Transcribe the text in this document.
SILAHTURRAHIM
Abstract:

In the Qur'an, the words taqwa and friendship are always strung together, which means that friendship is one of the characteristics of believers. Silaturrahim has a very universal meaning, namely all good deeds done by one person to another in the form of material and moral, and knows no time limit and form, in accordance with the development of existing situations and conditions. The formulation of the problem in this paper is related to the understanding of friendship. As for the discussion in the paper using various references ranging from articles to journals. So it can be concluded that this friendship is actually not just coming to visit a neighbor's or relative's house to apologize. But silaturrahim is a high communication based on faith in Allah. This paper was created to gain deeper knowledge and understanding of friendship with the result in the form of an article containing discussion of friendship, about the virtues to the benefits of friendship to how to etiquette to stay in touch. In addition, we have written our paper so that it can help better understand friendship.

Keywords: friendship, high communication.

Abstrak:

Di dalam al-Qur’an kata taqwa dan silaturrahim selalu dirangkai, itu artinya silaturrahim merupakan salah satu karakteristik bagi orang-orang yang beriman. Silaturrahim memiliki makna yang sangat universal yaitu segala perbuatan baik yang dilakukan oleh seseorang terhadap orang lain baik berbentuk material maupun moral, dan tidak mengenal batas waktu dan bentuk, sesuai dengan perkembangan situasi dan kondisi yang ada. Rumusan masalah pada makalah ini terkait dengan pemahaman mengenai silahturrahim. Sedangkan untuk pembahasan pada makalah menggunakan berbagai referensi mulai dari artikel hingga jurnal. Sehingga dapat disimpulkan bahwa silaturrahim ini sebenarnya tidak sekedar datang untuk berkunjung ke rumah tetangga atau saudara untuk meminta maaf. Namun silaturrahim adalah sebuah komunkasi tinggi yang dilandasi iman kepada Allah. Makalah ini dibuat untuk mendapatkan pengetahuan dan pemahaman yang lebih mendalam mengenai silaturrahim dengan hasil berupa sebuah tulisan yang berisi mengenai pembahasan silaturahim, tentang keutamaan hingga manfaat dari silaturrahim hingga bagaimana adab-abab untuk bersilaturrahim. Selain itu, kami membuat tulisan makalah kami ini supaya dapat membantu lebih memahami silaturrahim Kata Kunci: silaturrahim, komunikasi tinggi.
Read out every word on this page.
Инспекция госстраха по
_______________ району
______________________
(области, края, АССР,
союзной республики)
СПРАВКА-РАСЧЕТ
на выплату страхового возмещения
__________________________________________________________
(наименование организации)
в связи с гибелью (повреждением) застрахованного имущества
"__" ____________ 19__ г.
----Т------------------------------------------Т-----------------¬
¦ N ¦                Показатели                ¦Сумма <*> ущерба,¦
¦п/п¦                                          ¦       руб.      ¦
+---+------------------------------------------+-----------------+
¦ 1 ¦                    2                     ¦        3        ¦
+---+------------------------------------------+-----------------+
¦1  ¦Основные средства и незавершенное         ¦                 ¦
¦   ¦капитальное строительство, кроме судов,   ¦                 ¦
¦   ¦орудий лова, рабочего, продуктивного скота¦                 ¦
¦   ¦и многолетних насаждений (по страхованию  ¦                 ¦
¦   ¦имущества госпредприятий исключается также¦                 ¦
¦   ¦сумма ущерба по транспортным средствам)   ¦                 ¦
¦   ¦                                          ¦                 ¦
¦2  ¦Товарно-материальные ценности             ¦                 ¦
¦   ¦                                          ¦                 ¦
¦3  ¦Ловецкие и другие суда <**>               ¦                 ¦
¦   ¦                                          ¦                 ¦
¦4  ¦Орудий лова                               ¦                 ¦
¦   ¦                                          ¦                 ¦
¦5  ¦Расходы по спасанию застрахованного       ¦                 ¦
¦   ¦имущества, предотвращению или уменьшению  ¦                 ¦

•••••

▸ PROBLEM TO SOLVE
Restate each of the entries above verbatim.

▸ RESULT
Transcribe the text in this document.
SILAHTURRAHIM
Abstract:

In the Qur'an, the words taqwa and friendship are always strung together, which means that friendship is one of the characteristics of believers. Silaturrahim has a very universal meaning, namely all good deeds done by one person to another in the form of material and moral, and knows no time limit and form, in accordance with the development of existing situations and conditions. The formulation of the problem in this paper is related to the understanding of friendship. As for the discussion in the paper using various references ranging from articles to journals. So it can be concluded that this friendship is actually not just coming to visit a neighbor's or relative's house to apologize. But silaturrahim is a high communication based on faith in Allah. This paper was created to gain deeper knowledge and understanding of friendship with the result in the form of an article containing discussion of friendship, about the virtues to the benefits of friendship to how to etiquette to stay in touch. In addition, we have written our paper so that it can help better understand friendship.

Keywords: friendship, high communication.

Abstrak:

Di dalam al-Qur’an kata taqwa dan silaturrahim selalu dirangkai, itu artinya silaturrahim merupakan salah satu karakteristik bagi orang-orang yang beriman. Silaturrahim memiliki makna yang sangat universal yaitu segala perbuatan baik yang dilakukan oleh seseorang terhadap orang lain baik berbentuk material maupun moral, dan tidak mengenal batas waktu dan bentuk, sesuai dengan perkembangan situasi dan kondisi yang ada. Rumusan masalah pada makalah ini terkait dengan pemahaman mengenai silahturrahim. Sedangkan untuk pembahasan pada makalah menggunakan berbagai referensi mulai dari artikel hingga jurnal. Sehingga dapat disimpulkan bahwa silaturrahim ini sebenarnya tidak sekedar datang untuk berkunjung ke rumah tetangga atau saudara untuk meminta maaf. Namun silaturrahim adalah sebuah komunkasi tinggi yang dilandasi iman kepada Allah. Makalah ini dibuat untuk mendapatkan pengetahuan dan pemahaman yang lebih mendalam mengenai silaturrahim dengan hasil berupa sebuah tulisan yang berisi mengenai pembahasan silaturahim, tentang keutamaan hingga manfaat dari silaturrahim hingga bagaimana adab-abab untuk bersilaturrahim. Selain itu, kami membuat tulisan makalah kami ini supaya dapat membantu lebih memahami silaturrahim Kata Kunci: silaturrahim, komunikasi tinggi.
Read out every word on this page.
Инспекция госстраха по
_______________ району
______________________
(области, края, АССР,
союзной республики)
СПРАВКА-РАСЧЕТ
на выплату страхового возмещения
__________________________________________________________
(наименование организации)
в связи с гибелью (повреждением) застрахованного имущества
"__" ____________ 19__ г.
----Т------------------------------------------Т-----------------¬
¦ N ¦                Показатели                ¦Сумма <*> ущерба,¦
¦п/п¦                                          ¦       руб.      ¦
+---+------------------------------------------+-----------------+
¦ 1 ¦                    2                     ¦        3        ¦
+---+------------------------------------------+-----------------+
¦1  ¦Основные средства и незавершенное         ¦                 ¦
¦   ¦капитальное строительство, кроме судов,   ¦                 ¦
¦   ¦орудий лова, рабочего, продуктивного скота¦                 ¦
¦   ¦и многолетних насаждений (по страхованию  ¦                 ¦
¦   ¦имущества госпредприятий исключается также¦                 ¦
¦   ¦сумма ущерба по транспортным средствам)   ¦                 ¦
¦   ¦                                          ¦                 ¦
¦2  ¦Товарно-материальные ценности             ¦                 ¦
¦   ¦                                          ¦                 ¦
¦3  ¦Ловецкие и другие суда <**>               ¦                 ¦
¦   ¦                                          ¦                 ¦
¦4  ¦Орудий лова                               ¦                 ¦
¦   ¦                                          ¦                 ¦
¦5  ¦Расходы по спасанию застрахованного       ¦                 ¦
¦   ¦имущества, предотвращению или уменьшению  ¦                 ¦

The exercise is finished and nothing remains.